▶ **WHAT IS ASKED**
Render every one of the rows below as a Markdown table with two columns, Row and Line: Row holds each row's number, and Line holds its text. Omit blank lines.

▶ **DATA TO USE**
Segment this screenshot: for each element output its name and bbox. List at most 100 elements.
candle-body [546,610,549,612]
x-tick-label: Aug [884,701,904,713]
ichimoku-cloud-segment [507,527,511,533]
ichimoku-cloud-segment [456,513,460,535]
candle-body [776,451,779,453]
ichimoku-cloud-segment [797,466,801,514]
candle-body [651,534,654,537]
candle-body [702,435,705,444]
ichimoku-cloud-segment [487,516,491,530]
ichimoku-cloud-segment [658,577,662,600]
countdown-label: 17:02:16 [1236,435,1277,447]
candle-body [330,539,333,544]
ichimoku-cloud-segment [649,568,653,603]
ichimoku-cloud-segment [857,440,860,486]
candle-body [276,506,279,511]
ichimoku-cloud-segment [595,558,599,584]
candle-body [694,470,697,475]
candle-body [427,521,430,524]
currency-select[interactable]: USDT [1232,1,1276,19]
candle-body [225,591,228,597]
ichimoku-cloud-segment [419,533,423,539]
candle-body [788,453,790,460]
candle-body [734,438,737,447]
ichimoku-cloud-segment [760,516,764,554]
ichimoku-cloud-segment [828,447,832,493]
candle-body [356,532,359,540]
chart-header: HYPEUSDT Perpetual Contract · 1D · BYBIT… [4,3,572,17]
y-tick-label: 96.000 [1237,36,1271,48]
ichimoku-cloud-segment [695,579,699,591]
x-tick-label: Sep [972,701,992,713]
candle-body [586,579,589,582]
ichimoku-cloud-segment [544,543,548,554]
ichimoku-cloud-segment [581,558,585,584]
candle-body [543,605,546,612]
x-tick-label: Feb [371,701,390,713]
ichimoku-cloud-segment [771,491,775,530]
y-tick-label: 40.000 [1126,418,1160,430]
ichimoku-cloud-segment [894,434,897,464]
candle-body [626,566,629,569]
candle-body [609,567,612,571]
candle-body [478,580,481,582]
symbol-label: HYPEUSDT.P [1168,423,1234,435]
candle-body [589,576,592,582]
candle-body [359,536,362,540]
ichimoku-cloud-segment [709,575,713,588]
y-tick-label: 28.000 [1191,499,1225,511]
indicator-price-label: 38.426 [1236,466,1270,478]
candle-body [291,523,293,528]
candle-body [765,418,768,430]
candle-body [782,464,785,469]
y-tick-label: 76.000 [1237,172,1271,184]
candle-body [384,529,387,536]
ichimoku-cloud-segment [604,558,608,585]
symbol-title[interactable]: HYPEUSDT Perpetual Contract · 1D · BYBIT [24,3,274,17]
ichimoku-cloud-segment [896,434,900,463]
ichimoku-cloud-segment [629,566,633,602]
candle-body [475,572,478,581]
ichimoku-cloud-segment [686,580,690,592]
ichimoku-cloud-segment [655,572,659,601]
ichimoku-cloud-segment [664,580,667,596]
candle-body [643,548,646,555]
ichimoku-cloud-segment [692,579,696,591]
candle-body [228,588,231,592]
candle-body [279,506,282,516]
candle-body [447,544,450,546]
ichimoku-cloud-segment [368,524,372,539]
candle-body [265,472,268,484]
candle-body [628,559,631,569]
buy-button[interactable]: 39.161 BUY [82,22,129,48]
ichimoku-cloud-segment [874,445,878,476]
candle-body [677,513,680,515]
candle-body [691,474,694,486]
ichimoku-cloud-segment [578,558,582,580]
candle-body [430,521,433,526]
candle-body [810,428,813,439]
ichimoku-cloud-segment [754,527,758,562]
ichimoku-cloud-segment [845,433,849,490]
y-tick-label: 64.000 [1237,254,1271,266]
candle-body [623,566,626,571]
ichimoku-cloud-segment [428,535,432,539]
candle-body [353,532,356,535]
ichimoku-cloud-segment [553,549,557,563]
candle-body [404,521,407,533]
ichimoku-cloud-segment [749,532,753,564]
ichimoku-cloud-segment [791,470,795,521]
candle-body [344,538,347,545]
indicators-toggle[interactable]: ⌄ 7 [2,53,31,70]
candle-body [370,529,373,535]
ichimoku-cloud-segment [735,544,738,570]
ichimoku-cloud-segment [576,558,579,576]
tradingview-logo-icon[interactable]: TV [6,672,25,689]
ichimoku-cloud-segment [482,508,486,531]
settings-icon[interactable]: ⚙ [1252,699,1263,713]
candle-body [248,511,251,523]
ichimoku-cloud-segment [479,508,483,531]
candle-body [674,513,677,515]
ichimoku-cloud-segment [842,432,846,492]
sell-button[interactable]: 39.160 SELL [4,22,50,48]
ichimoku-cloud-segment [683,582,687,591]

▶ **EXERCISE OUTPUT**
| Row | Line |
|---|---|
| 1 | Segment this screenshot: for each element output its name and bbox. List at most 100 elements. |
| 2 | candle-body [546,610,549,612] |
| 3 | x-tick-label: Aug [884,701,904,713] |
| 4 | ichimoku-cloud-segment [507,527,511,533] |
| 5 | ichimoku-cloud-segment [456,513,460,535] |
| 6 | candle-body [776,451,779,453] |
| 7 | ichimoku-cloud-segment [797,466,801,514] |
| 8 | candle-body [651,534,654,537] |
| 9 | candle-body [702,435,705,444] |
| 10 | ichimoku-cloud-segment [487,516,491,530] |
| 11 | ichimoku-cloud-segment [658,577,662,600] |
| 12 | countdown-label: 17:02:16 [1236,435,1277,447] |
| 13 | candle-body [330,539,333,544] |
| 14 | ichimoku-cloud-segment [649,568,653,603] |
| 15 | ichimoku-cloud-segment [857,440,860,486] |
| 16 | candle-body [276,506,279,511] |
| 17 | ichimoku-cloud-segment [595,558,599,584] |
| 18 | candle-body [694,470,697,475] |
| 19 | candle-body [427,521,430,524] |
| 20 | currency-select[interactable]: USDT [1232,1,1276,19] |
| 21 | candle-body [225,591,228,597] |
| 22 | ichimoku-cloud-segment [419,533,423,539] |
| 23 | candle-body [788,453,790,460] |
| 24 | candle-body [734,438,737,447] |
| 25 | ichimoku-cloud-segment [760,516,764,554] |
| 26 | ichimoku-cloud-segment [828,447,832,493] |
| 27 | candle-body [356,532,359,540] |
| 28 | chart-header: HYPEUSDT Perpetual Contract · 1D · BYBIT… [4,3,572,17] |
| 29 | y-tick-label: 96.000 [1237,36,1271,48] |
| 30 | ichimoku-cloud-segment [695,579,699,591] |
| 31 | x-tick-label: Sep [972,701,992,713] |
| 32 | candle-body [586,579,589,582] |
| 33 | ichimoku-cloud-segment [544,543,548,554] |
| 34 | ichimoku-cloud-segment [581,558,585,584] |
| 35 | candle-body [543,605,546,612] |
| 36 | x-tick-label: Feb [371,701,390,713] |
| 37 | ichimoku-cloud-segment [771,491,775,530] |
| 38 | y-tick-label: 40.000 [1126,418,1160,430] |
| 39 | ichimoku-cloud-segment [894,434,897,464] |
| 40 | candle-body [626,566,629,569] |
| 41 | candle-body [609,567,612,571] |
| 42 | candle-body [478,580,481,582] |
| 43 | symbol-label: HYPEUSDT.P [1168,423,1234,435] |
| 44 | candle-body [589,576,592,582] |
| 45 | candle-body [359,536,362,540] |
| 46 | ichimoku-cloud-segment [709,575,713,588] |
| 47 | y-tick-label: 28.000 [1191,499,1225,511] |
| 48 | indicator-price-label: 38.426 [1236,466,1270,478] |
| 49 | candle-body [291,523,293,528] |
| 50 | candle-body [765,418,768,430] |
| 51 | candle-body [782,464,785,469] |
| 52 | y-tick-label: 76.000 [1237,172,1271,184] |
| 53 | candle-body [384,529,387,536] |
| 54 | ichimoku-cloud-segment [604,558,608,585] |
| 55 | symbol-title[interactable]: HYPEUSDT Perpetual Contract · 1D · BYBIT [24,3,274,17] |
| 56 | ichimoku-cloud-segment [896,434,900,463] |
| 57 | ichimoku-cloud-segment [629,566,633,602] |
| 58 | candle-body [475,572,478,581] |
| 59 | ichimoku-cloud-segment [686,580,690,592] |
| 60 | ichimoku-cloud-segment [655,572,659,601] |
| 61 | ichimoku-cloud-segment [664,580,667,596] |
| 62 | candle-body [643,548,646,555] |
| 63 | ichimoku-cloud-segment [692,579,696,591] |
| 64 | candle-body [228,588,231,592] |
| 65 | candle-body [279,506,282,516] |
| 66 | candle-body [447,544,450,546] |
| 67 | ichimoku-cloud-segment [368,524,372,539] |
| 68 | candle-body [265,472,268,484] |
| 69 | candle-body [628,559,631,569] |
| 70 | buy-button[interactable]: 39.161 BUY [82,22,129,48] |
| 71 | ichimoku-cloud-segment [874,445,878,476] |
| 72 | candle-body [677,513,680,515] |
| 73 | candle-body [691,474,694,486] |
| 74 | ichimoku-cloud-segment [578,558,582,580] |
| 75 | candle-body [430,521,433,526] |
| 76 | candle-body [810,428,813,439] |
| 77 | ichimoku-cloud-segment [754,527,758,562] |
| 78 | ichimoku-cloud-segment [845,433,849,490] |
| 79 | y-tick-label: 64.000 [1237,254,1271,266] |
| 80 | candle-body [623,566,626,571] |
| 81 | ichimoku-cloud-segment [428,535,432,539] |
| 82 | candle-body [353,532,356,535] |
| 83 | ichimoku-cloud-segment [553,549,557,563] |
| 84 | candle-body [404,521,407,533] |
| 85 | ichimoku-cloud-segment [749,532,753,564] |
| 86 | ichimoku-cloud-segment [791,470,795,521] |
| 87 | candle-body [344,538,347,545] |
| 88 | indicators-toggle[interactable]: ⌄ 7 [2,53,31,70] |
| 89 | candle-body [370,529,373,535] |
| 90 | ichimoku-cloud-segment [735,544,738,570] |
| 91 | ichimoku-cloud-segment [576,558,579,576] |
| 92 | tradingview-logo-icon[interactable]: TV [6,672,25,689] |
| 93 | ichimoku-cloud-segment [482,508,486,531] |
| 94 | settings-icon[interactable]: ⚙ [1252,699,1263,713] |
| 95 | candle-body [248,511,251,523] |
| 96 | ichimoku-cloud-segment [479,508,483,531] |
| 97 | candle-body [674,513,677,515] |
| 98 | ichimoku-cloud-segment [842,432,846,492] |
| 99 | sell-button[interactable]: 39.160 SELL [4,22,50,48] |
| 100 | ichimoku-cloud-segment [683,582,687,591] |